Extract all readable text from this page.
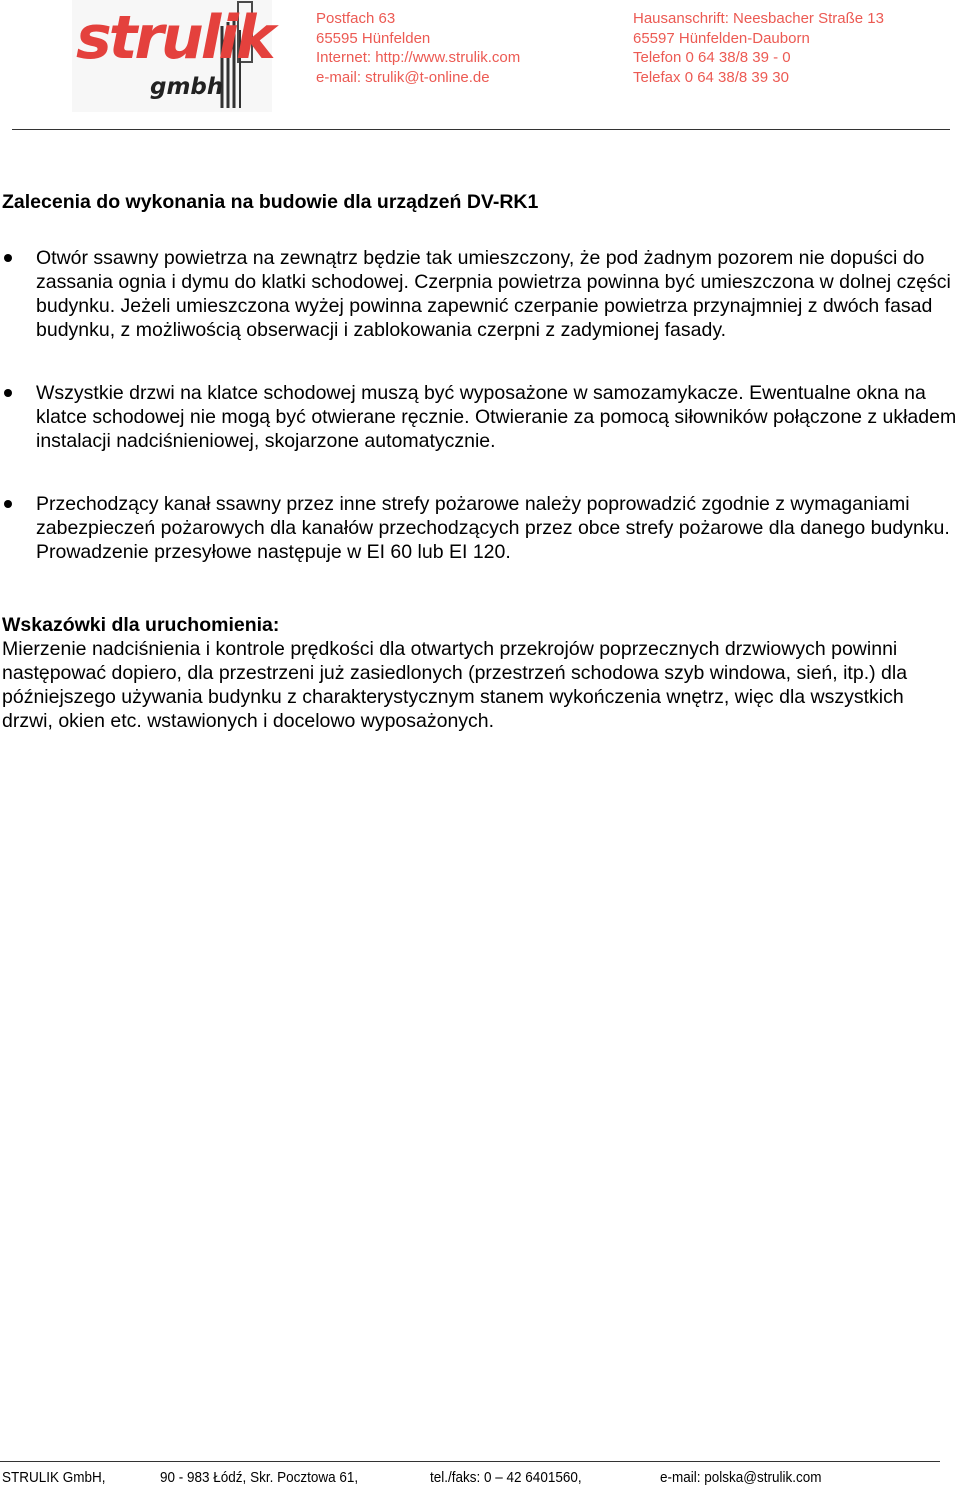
strulik
gmbh
Postfach 63
65595 Hünfelden
Internet: http://www.strulik.com
e-mail: strulik@t-online.de
Hausanschrift: Neesbacher Straße 13
65597 Hünfelden-Dauborn
Telefon 0 64 38/8 39 - 0
Telefax 0 64 38/8 39 30
Zalecenia do wykonania na budowie dla urządzeń DV-RK1
Otwór ssawny powietrza na zewnątrz będzie tak umieszczony, że pod żadnym pozorem nie dopuści do zassania ognia i dymu do klatki schodowej. Czerpnia powietrza powinna być umieszczona w dolnej części budynku. Jeżeli umieszczona wyżej powinna zapewnić czerpanie powietrza przynajmniej z dwóch fasad budynku, z możliwością obserwacji i zablokowania czerpni z zadymionej fasady.
Wszystkie drzwi na klatce schodowej muszą być wyposażone w samozamykacze. Ewentualne okna na klatce schodowej nie mogą być otwierane ręcznie. Otwieranie za pomocą siłowników połączone z układem instalacji nadciśnieniowej, skojarzone automatycznie.
Przechodzący kanał ssawny przez inne strefy pożarowe należy poprowadzić zgodnie z wymaganiami zabezpieczeń pożarowych dla kanałów przechodzących przez obce strefy pożarowe dla danego budynku. Prowadzenie przesyłowe następuje w EI 60 lub EI 120.
Wskazówki dla uruchomienia:
Mierzenie nadciśnienia i kontrole prędkości dla otwartych przekrojów poprzecznych drzwiowych powinni następować dopiero, dla przestrzeni już zasiedlonych (przestrzeń schodowa szyb windowa, sień, itp.) dla późniejszego używania budynku z charakterystycznym stanem wykończenia wnętrz, więc dla wszystkich drzwi, okien etc. wstawionych i docelowo wyposażonych.
STRULIK GmbH,	90 - 983 Łódź, Skr. Pocztowa 61,	tel./faks: 0 – 42 6401560,	e-mail: polska@strulik.com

○ ○ ○ ○ ○

### Goal
Can you restate all the records above word for word while dropping the pictures?

### Worked answer
Extract all readable text from this page.
strulik
gmbh
Postfach 63
65595 Hünfelden
Internet: http://www.strulik.com
e-mail: strulik@t-online.de
Hausanschrift: Neesbacher Straße 13
65597 Hünfelden-Dauborn
Telefon 0 64 38/8 39 - 0
Telefax 0 64 38/8 39 30
Zalecenia do wykonania na budowie dla urządzeń DV-RK1
Otwór ssawny powietrza na zewnątrz będzie tak umieszczony, że pod żadnym pozorem nie dopuści do zassania ognia i dymu do klatki schodowej. Czerpnia powietrza powinna być umieszczona w dolnej części budynku. Jeżeli umieszczona wyżej powinna zapewnić czerpanie powietrza przynajmniej z dwóch fasad budynku, z możliwością obserwacji i zablokowania czerpni z zadymionej fasady.
Wszystkie drzwi na klatce schodowej muszą być wyposażone w samozamykacze. Ewentualne okna na klatce schodowej nie mogą być otwierane ręcznie. Otwieranie za pomocą siłowników połączone z układem instalacji nadciśnieniowej, skojarzone automatycznie.
Przechodzący kanał ssawny przez inne strefy pożarowe należy poprowadzić zgodnie z wymaganiami zabezpieczeń pożarowych dla kanałów przechodzących przez obce strefy pożarowe dla danego budynku. Prowadzenie przesyłowe następuje w EI 60 lub EI 120.
Wskazówki dla uruchomienia:
Mierzenie nadciśnienia i kontrole prędkości dla otwartych przekrojów poprzecznych drzwiowych powinni następować dopiero, dla przestrzeni już zasiedlonych (przestrzeń schodowa szyb windowa, sień, itp.) dla późniejszego używania budynku z charakterystycznym stanem wykończenia wnętrz, więc dla wszystkich drzwi, okien etc. wstawionych i docelowo wyposażonych.
STRULIK GmbH,	90 - 983 Łódź, Skr. Pocztowa 61,	tel./faks: 0 – 42 6401560,	e-mail: polska@strulik.com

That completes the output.